◆ DATASET EXCERPTS ◆
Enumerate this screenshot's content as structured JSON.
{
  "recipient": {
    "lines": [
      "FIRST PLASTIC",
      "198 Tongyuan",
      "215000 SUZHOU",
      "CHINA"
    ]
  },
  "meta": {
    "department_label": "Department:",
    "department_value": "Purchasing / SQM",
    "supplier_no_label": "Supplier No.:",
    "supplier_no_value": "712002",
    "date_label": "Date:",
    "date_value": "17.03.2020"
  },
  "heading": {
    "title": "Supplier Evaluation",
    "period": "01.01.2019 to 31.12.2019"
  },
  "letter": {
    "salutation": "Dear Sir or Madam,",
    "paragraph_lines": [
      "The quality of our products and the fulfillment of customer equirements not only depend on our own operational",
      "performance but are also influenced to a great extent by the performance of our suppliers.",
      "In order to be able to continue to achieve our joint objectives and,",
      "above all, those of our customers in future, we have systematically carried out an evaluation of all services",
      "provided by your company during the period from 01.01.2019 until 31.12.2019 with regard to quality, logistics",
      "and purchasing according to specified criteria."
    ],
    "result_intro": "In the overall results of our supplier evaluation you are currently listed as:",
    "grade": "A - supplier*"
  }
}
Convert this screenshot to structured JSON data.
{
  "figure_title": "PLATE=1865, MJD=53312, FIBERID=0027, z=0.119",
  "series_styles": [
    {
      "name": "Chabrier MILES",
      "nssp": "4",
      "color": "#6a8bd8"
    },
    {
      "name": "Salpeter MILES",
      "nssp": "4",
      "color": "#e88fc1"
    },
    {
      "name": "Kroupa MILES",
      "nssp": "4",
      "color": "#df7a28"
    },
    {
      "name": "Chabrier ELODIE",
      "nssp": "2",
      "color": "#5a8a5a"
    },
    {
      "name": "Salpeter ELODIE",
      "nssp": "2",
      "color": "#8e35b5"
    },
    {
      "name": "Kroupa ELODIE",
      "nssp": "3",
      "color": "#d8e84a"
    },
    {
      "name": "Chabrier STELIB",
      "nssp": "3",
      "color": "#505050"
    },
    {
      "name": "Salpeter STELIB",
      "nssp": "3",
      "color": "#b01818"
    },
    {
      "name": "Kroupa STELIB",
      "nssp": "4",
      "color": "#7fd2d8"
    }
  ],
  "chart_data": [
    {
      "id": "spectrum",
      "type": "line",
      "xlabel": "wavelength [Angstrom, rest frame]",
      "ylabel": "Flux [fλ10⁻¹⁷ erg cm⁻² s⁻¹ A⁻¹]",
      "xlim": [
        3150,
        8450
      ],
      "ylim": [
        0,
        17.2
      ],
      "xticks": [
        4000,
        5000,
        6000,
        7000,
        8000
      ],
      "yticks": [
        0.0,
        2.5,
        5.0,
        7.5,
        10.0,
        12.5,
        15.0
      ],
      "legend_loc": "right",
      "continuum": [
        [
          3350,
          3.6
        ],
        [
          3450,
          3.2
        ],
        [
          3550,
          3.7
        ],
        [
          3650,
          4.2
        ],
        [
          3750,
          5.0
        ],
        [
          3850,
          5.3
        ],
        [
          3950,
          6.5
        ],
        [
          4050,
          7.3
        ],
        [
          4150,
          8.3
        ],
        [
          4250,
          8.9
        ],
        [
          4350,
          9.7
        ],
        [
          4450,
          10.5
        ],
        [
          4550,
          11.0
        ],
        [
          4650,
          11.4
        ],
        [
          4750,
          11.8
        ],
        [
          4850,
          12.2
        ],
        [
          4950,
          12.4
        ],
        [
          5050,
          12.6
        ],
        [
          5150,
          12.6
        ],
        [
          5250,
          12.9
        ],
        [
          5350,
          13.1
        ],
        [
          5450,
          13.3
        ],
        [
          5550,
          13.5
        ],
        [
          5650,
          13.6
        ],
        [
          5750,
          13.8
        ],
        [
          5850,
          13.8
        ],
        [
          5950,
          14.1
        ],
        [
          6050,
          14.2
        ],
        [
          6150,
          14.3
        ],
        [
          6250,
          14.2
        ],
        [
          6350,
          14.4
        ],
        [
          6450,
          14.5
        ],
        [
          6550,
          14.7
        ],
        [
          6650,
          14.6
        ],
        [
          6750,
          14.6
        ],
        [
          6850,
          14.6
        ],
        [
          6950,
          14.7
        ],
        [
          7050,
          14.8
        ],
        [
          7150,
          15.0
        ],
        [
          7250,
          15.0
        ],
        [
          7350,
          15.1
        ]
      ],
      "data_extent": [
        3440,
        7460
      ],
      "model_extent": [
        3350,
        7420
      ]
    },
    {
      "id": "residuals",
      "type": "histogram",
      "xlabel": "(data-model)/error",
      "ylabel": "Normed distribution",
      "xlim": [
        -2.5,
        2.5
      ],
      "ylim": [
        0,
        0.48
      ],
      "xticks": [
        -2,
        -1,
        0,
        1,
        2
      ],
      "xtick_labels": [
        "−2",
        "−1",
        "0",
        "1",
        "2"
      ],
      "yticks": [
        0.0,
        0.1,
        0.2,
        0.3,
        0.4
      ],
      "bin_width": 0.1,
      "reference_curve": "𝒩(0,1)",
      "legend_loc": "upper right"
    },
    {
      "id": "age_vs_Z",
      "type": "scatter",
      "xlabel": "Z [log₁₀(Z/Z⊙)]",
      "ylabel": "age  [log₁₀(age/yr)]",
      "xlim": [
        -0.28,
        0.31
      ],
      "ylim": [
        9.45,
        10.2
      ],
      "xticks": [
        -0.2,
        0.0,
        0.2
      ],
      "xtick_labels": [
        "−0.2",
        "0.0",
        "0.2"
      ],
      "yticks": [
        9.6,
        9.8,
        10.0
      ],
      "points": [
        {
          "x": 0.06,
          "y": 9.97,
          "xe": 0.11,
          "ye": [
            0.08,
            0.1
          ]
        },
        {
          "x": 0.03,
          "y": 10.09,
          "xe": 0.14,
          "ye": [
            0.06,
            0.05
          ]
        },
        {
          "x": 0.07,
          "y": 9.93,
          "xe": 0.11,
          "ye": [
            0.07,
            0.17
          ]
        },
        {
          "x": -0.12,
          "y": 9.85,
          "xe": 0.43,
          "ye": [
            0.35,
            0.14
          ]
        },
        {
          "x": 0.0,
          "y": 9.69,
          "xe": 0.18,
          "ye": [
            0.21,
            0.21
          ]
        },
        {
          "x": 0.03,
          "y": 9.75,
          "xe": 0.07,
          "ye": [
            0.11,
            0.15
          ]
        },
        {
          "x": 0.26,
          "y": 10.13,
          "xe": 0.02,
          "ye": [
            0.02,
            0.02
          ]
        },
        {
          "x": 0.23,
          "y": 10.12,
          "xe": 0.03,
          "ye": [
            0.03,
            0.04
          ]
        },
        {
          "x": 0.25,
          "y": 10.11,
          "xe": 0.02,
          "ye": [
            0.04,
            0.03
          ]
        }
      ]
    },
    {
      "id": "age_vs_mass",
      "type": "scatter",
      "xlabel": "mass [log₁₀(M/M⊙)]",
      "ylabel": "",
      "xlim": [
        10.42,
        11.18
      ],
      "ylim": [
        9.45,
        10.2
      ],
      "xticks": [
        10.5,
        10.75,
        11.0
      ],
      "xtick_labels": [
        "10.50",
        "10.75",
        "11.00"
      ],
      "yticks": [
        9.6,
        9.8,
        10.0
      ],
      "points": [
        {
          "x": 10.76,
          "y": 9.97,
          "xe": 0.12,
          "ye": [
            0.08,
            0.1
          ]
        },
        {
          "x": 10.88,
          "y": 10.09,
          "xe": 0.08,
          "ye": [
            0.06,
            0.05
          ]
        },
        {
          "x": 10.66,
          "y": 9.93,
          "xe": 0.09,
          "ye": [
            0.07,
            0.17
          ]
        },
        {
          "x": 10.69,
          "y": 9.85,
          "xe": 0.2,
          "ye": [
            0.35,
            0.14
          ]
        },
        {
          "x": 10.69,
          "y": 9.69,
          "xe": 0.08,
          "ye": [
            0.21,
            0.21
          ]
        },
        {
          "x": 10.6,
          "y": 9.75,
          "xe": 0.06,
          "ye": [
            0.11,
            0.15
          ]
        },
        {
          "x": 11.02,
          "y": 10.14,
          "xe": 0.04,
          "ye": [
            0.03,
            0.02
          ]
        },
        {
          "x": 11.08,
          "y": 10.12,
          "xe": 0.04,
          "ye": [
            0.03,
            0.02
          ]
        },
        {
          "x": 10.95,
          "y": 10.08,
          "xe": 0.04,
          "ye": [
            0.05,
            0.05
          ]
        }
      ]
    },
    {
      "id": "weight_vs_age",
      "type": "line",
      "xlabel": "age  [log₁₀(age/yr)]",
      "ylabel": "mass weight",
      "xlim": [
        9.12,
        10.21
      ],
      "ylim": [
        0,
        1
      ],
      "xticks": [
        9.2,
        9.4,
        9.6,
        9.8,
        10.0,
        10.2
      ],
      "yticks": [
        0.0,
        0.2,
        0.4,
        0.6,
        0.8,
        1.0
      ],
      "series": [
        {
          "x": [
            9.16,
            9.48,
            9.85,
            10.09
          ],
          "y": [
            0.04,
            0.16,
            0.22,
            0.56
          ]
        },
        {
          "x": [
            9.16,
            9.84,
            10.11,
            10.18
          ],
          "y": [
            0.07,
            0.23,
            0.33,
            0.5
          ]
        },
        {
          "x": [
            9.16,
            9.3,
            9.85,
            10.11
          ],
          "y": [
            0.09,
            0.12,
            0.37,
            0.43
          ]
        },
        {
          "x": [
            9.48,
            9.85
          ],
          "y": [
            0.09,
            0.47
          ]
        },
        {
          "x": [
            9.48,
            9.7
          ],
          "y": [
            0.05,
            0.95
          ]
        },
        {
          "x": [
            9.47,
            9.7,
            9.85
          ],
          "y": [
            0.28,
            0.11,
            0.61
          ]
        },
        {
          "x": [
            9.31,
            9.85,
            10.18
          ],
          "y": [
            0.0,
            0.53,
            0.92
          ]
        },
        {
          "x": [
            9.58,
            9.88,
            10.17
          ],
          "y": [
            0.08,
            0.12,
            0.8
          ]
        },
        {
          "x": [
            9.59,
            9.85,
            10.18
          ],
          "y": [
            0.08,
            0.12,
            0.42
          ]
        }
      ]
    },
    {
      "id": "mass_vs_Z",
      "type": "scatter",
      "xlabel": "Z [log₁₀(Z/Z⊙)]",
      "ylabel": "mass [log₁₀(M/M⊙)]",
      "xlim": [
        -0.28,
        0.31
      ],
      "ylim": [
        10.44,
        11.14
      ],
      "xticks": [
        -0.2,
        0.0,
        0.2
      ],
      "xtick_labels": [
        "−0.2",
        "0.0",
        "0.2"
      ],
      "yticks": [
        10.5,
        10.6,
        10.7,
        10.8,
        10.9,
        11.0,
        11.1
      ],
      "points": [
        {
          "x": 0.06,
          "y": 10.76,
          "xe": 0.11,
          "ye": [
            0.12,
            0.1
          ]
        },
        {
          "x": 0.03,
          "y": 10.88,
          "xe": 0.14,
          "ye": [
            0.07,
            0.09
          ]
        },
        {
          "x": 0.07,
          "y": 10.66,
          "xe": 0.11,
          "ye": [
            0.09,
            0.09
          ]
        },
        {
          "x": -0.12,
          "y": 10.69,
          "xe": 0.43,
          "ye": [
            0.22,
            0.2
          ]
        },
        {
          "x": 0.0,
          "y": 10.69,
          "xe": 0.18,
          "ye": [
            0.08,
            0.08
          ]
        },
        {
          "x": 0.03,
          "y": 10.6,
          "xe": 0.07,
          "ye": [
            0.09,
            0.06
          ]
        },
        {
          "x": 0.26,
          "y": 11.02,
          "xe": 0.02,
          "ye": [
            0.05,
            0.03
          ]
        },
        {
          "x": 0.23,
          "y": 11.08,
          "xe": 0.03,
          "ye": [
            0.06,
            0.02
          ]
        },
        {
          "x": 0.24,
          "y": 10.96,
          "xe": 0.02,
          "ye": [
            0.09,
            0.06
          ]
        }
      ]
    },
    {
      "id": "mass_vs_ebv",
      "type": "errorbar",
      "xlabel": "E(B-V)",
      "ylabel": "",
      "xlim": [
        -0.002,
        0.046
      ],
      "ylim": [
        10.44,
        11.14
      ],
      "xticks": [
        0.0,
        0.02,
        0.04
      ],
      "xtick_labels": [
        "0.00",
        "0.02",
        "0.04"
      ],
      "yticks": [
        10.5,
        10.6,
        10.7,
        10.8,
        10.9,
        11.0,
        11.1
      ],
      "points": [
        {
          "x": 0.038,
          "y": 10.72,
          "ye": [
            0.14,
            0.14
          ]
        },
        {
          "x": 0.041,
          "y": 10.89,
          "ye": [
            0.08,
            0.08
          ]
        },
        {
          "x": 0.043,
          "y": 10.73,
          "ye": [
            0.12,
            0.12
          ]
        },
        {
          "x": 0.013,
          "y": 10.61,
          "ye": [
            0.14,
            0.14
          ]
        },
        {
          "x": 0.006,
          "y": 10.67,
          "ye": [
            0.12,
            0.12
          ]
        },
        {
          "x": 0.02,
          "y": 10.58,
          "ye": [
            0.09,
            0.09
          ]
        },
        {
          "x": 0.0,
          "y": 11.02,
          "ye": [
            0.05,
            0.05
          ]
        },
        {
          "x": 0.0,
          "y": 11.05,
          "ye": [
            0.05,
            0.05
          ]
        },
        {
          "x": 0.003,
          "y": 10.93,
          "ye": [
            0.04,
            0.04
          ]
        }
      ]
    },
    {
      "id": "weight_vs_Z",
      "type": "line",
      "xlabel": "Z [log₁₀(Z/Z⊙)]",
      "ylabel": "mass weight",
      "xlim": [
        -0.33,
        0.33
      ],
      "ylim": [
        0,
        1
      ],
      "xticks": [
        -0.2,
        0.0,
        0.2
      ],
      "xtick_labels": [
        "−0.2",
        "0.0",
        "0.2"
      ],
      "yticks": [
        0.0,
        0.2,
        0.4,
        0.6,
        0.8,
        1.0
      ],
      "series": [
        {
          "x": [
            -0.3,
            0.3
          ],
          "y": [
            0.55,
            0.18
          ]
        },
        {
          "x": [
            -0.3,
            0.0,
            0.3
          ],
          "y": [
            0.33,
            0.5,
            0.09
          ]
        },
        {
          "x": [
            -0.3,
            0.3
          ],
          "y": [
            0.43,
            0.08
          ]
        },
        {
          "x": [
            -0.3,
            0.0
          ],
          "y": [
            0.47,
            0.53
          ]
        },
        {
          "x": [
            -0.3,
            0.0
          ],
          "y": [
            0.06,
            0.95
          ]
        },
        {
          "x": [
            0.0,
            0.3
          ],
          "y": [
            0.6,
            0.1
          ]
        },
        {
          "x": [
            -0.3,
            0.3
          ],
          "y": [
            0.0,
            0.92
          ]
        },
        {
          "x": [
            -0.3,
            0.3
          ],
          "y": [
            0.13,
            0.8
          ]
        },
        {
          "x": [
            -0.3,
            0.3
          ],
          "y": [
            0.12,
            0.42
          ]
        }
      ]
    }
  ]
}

◆ DIRECTION ◆
In the entries above, find lines with "STELIB" and copy each.

◆ TASK RESULT ◆
      "name": "Chabrier STELIB",
      "name": "Salpeter STELIB",
      "name": "Kroupa STELIB",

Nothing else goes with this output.